### REQUIREMENT:
Lines containing the string "default" are to be counted; report the number and nothing more.

### RECORDS FOR THIS EXERCISE:
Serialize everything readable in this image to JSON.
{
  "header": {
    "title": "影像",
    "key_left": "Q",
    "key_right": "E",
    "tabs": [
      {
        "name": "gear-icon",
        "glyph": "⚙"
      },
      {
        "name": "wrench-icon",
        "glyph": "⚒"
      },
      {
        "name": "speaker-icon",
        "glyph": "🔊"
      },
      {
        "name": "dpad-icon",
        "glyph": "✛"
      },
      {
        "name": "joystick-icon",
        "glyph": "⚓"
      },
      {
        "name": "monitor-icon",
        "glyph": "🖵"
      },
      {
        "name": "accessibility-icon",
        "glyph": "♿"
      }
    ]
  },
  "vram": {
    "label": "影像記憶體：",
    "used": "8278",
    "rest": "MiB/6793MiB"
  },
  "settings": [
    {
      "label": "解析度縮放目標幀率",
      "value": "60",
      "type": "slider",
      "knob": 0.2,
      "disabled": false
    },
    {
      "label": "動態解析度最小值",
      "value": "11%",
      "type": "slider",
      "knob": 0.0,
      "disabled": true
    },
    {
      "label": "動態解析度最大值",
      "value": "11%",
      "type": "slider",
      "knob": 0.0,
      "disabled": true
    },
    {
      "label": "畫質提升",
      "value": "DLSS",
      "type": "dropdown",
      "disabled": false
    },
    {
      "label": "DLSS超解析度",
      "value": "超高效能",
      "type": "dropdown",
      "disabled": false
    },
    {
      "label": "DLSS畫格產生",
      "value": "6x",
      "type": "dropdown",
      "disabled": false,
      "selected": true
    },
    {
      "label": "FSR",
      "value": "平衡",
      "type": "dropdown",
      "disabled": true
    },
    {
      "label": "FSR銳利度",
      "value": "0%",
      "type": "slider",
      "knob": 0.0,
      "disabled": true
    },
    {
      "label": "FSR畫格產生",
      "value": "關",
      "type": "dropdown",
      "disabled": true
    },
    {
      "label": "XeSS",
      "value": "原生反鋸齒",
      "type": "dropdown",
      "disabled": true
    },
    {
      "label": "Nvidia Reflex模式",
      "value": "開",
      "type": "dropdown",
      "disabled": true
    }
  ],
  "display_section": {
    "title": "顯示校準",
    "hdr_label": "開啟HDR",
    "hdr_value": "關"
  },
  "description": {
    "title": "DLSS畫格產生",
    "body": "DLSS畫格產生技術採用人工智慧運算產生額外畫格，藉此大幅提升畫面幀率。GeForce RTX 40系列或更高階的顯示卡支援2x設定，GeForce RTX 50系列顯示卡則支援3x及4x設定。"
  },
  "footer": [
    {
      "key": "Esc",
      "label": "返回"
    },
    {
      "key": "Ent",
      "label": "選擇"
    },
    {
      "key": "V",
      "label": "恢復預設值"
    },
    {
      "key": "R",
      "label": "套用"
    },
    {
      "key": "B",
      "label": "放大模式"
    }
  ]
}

* * *

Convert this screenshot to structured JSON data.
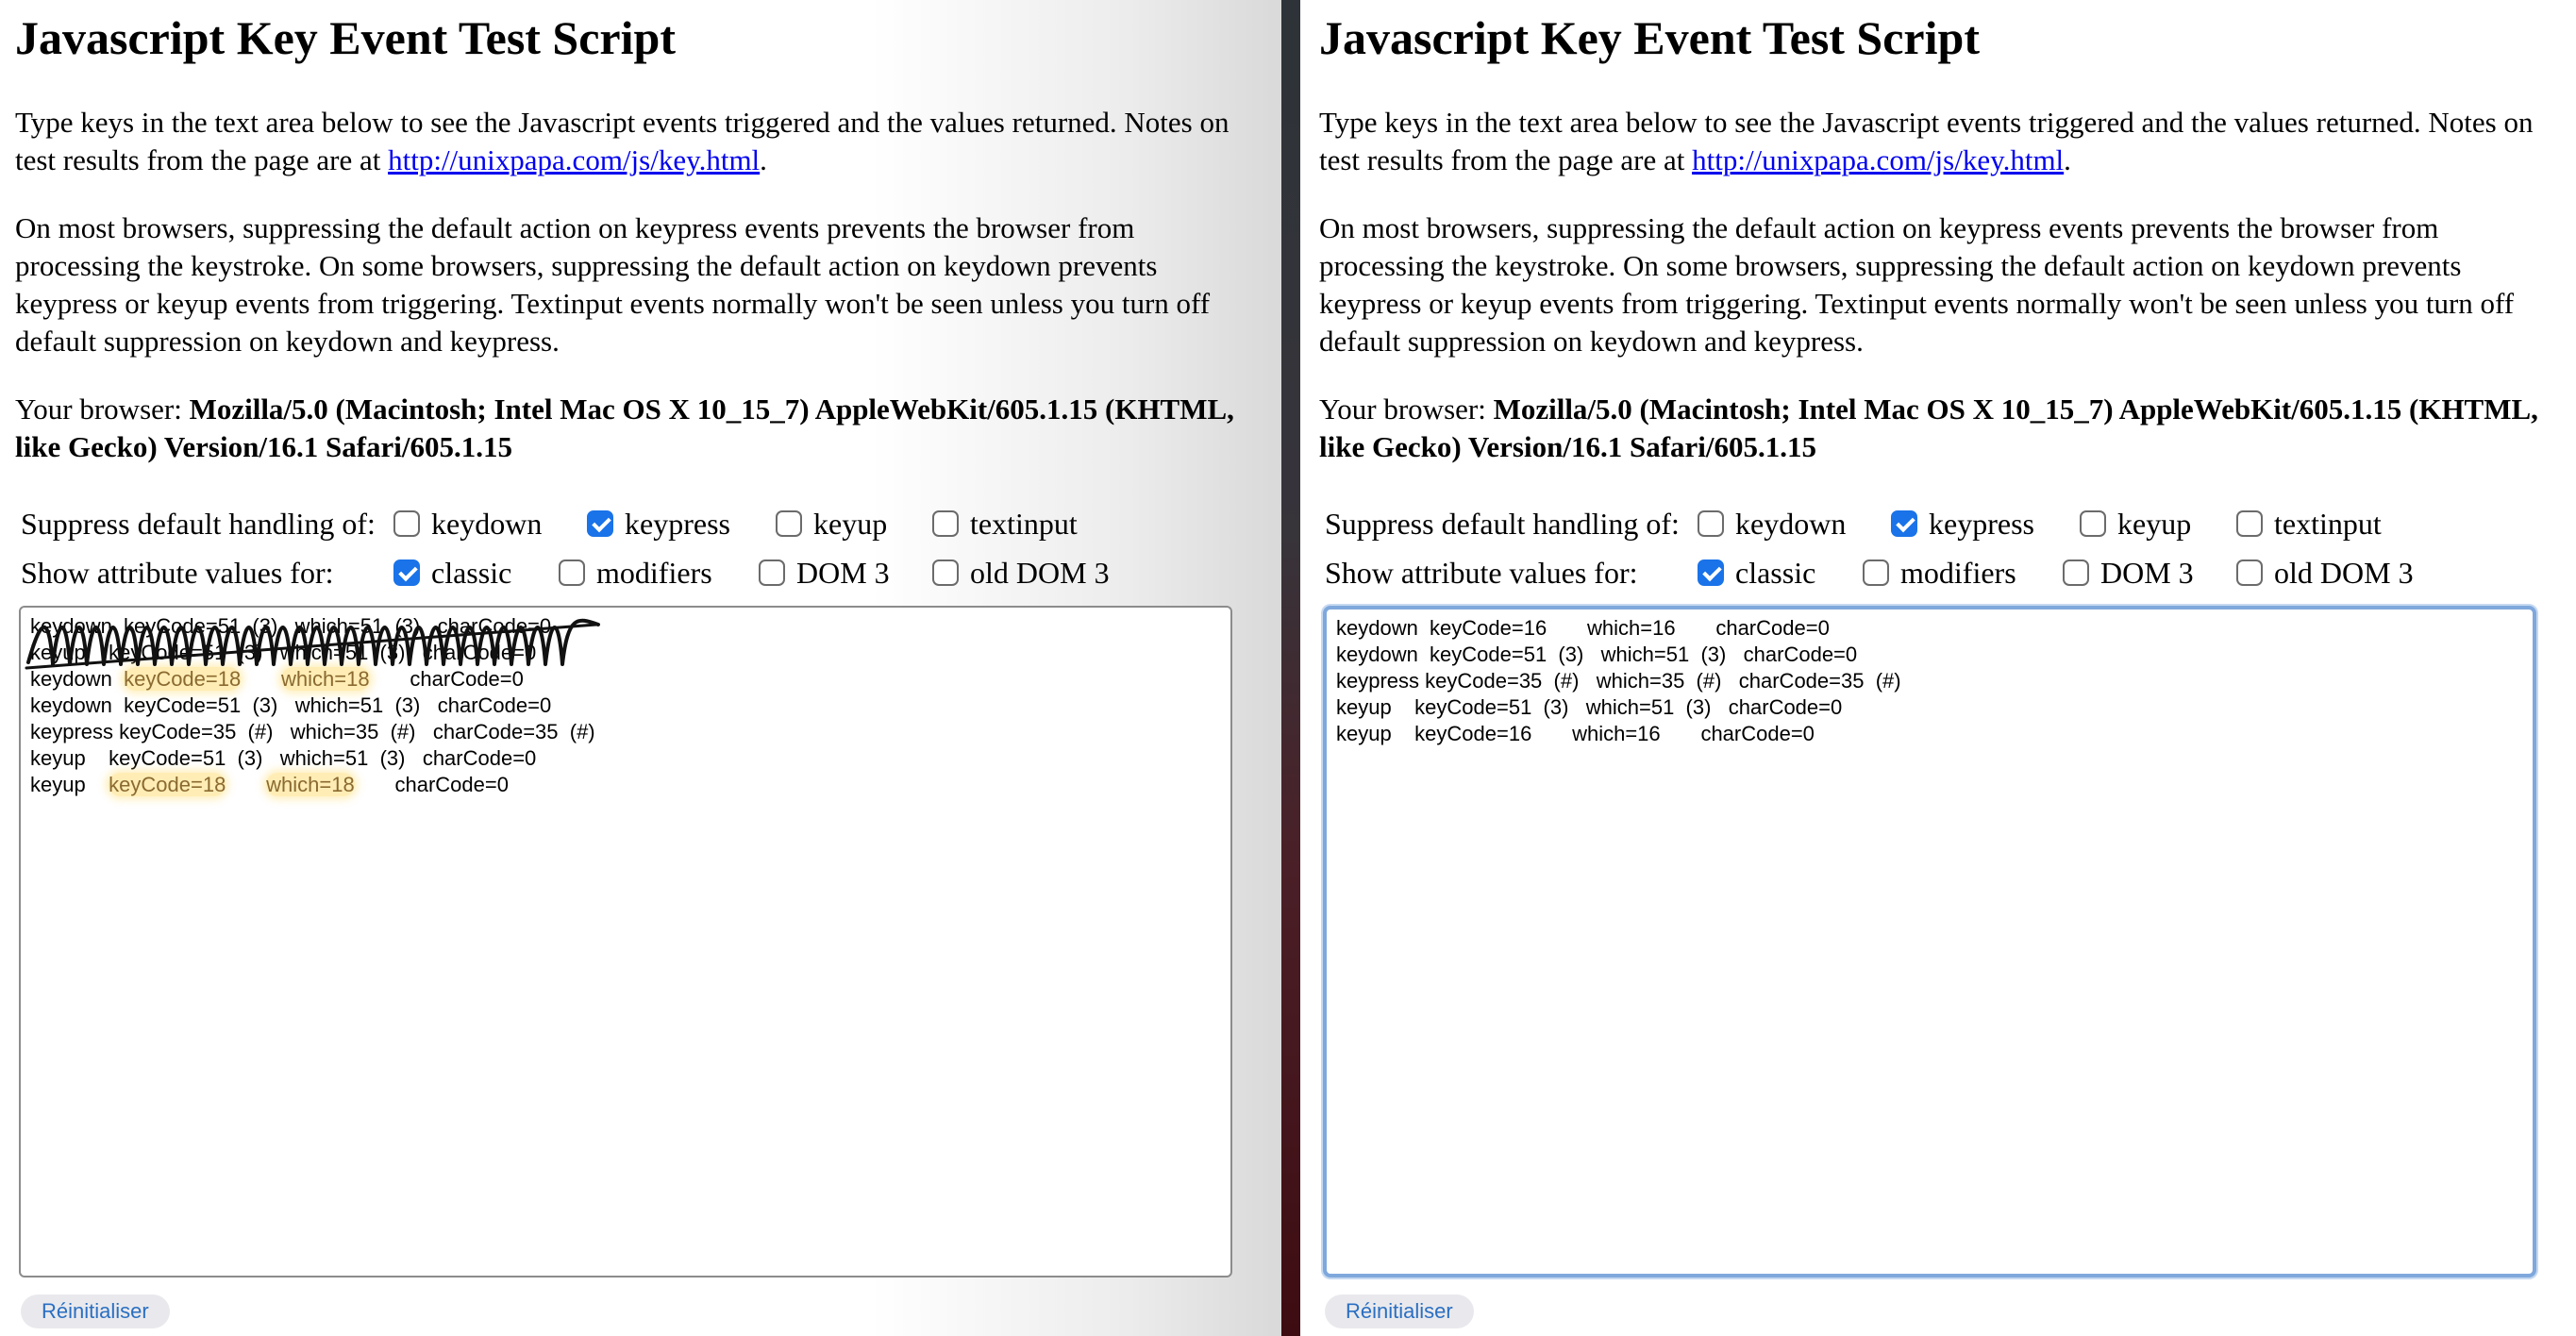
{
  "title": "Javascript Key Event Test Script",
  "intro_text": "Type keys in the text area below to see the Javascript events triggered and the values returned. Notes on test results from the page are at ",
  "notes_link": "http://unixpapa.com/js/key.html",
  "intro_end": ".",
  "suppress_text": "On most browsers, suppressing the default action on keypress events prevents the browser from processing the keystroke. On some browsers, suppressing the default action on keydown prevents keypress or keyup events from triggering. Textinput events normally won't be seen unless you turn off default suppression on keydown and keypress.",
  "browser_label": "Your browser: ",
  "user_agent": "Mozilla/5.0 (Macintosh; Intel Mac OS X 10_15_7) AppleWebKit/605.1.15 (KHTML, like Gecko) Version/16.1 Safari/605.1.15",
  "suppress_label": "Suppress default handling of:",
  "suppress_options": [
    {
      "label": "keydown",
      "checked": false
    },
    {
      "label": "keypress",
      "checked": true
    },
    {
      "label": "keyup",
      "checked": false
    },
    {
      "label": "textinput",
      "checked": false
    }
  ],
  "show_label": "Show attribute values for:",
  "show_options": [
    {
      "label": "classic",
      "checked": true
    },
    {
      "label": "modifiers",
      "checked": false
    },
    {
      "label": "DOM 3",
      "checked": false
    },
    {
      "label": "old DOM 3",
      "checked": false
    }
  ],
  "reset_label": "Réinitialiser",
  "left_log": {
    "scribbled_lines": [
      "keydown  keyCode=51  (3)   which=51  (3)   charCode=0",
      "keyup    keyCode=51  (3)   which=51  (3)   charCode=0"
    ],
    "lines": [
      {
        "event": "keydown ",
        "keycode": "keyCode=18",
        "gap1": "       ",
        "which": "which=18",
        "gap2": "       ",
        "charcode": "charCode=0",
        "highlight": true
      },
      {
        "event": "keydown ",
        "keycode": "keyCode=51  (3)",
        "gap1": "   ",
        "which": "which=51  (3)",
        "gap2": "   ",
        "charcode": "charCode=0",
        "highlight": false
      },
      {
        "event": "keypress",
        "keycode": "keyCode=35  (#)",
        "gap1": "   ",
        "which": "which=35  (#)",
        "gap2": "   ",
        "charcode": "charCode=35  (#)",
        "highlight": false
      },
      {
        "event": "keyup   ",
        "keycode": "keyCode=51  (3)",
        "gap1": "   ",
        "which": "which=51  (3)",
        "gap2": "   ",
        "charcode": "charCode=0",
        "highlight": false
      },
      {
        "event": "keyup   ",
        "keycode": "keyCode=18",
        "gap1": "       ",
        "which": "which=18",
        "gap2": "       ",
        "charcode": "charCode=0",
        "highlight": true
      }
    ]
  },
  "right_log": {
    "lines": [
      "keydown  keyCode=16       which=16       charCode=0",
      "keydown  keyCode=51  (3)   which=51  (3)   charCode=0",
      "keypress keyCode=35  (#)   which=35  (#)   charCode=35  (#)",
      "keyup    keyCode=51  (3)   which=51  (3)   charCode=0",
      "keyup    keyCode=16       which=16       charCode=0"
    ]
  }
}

### FINISHED TASK:
2